TASK MATERIAL.
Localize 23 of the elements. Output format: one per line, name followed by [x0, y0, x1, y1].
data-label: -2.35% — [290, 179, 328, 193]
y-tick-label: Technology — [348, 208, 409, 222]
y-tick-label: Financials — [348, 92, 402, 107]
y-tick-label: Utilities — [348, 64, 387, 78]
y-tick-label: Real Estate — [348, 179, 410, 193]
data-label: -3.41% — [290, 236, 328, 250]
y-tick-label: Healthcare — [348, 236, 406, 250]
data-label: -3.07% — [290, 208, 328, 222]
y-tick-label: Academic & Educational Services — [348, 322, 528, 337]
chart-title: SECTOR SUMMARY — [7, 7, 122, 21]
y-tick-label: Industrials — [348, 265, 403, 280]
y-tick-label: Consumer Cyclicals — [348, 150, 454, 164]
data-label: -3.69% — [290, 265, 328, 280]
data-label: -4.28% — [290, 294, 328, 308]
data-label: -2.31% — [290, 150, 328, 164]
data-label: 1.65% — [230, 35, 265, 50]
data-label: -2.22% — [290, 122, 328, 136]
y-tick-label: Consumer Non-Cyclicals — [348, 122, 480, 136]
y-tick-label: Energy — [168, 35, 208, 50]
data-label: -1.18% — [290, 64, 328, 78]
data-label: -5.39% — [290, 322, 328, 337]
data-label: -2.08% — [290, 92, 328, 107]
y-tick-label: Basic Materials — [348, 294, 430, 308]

DIRECTIONS FOR THIS TASK. Copy out every line above word for word.

EXERCISE RESPONSE.
Localize 23 of the elements. Output format: one per line, name followed by [x0, y0, x1, y1].
data-label: -2.35% — [290, 179, 328, 193]
y-tick-label: Technology — [348, 208, 409, 222]
y-tick-label: Financials — [348, 92, 402, 107]
y-tick-label: Utilities — [348, 64, 387, 78]
y-tick-label: Real Estate — [348, 179, 410, 193]
data-label: -3.41% — [290, 236, 328, 250]
y-tick-label: Healthcare — [348, 236, 406, 250]
data-label: -3.07% — [290, 208, 328, 222]
y-tick-label: Academic & Educational Services — [348, 322, 528, 337]
chart-title: SECTOR SUMMARY — [7, 7, 122, 21]
y-tick-label: Industrials — [348, 265, 403, 280]
y-tick-label: Consumer Cyclicals — [348, 150, 454, 164]
data-label: -3.69% — [290, 265, 328, 280]
data-label: -4.28% — [290, 294, 328, 308]
data-label: -2.31% — [290, 150, 328, 164]
data-label: 1.65% — [230, 35, 265, 50]
data-label: -2.22% — [290, 122, 328, 136]
y-tick-label: Consumer Non-Cyclicals — [348, 122, 480, 136]
y-tick-label: Energy — [168, 35, 208, 50]
data-label: -1.18% — [290, 64, 328, 78]
data-label: -5.39% — [290, 322, 328, 337]
data-label: -2.08% — [290, 92, 328, 107]
y-tick-label: Basic Materials — [348, 294, 430, 308]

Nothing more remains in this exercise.